▶ [Records provided]:
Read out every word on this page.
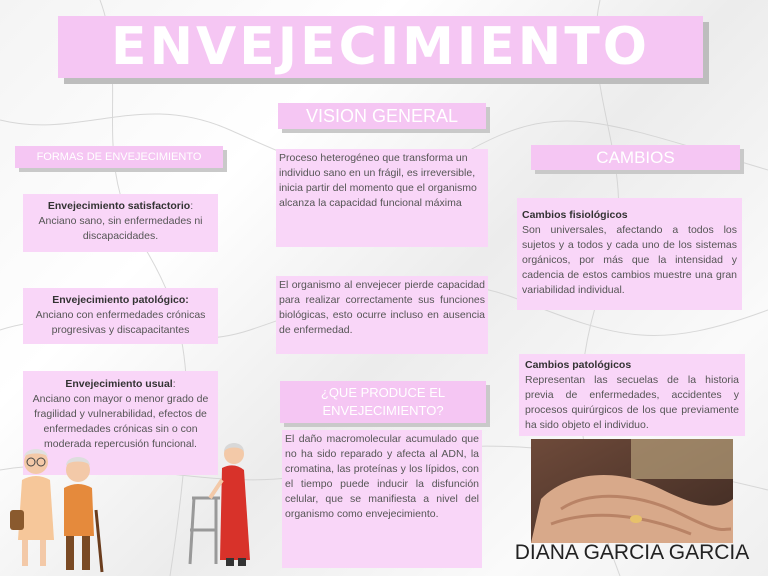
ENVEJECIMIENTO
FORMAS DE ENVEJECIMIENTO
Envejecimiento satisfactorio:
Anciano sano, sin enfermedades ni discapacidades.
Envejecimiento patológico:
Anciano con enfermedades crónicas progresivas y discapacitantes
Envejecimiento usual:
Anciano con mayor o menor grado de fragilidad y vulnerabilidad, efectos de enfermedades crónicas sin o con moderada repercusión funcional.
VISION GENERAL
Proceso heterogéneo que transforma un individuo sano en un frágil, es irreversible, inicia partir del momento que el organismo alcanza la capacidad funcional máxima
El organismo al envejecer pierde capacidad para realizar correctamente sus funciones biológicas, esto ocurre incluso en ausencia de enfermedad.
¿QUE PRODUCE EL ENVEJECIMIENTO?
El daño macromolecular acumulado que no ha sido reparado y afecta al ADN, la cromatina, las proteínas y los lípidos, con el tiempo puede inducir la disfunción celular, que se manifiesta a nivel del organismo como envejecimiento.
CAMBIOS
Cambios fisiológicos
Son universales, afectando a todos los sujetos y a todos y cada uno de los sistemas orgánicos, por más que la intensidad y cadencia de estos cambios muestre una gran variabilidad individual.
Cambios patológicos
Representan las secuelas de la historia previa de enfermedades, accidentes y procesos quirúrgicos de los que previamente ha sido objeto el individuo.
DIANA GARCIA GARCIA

▶ [Given task]:
Every line in the data that holds "sano" should be copied out.

▶ [Full response]:
Anciano sano, sin enfermedades ni discapacidades.
Proceso heterogéneo que transforma un individuo sano en un frágil, es irreversible, inicia partir del momento que el organismo alcanza la capacidad funcional máxima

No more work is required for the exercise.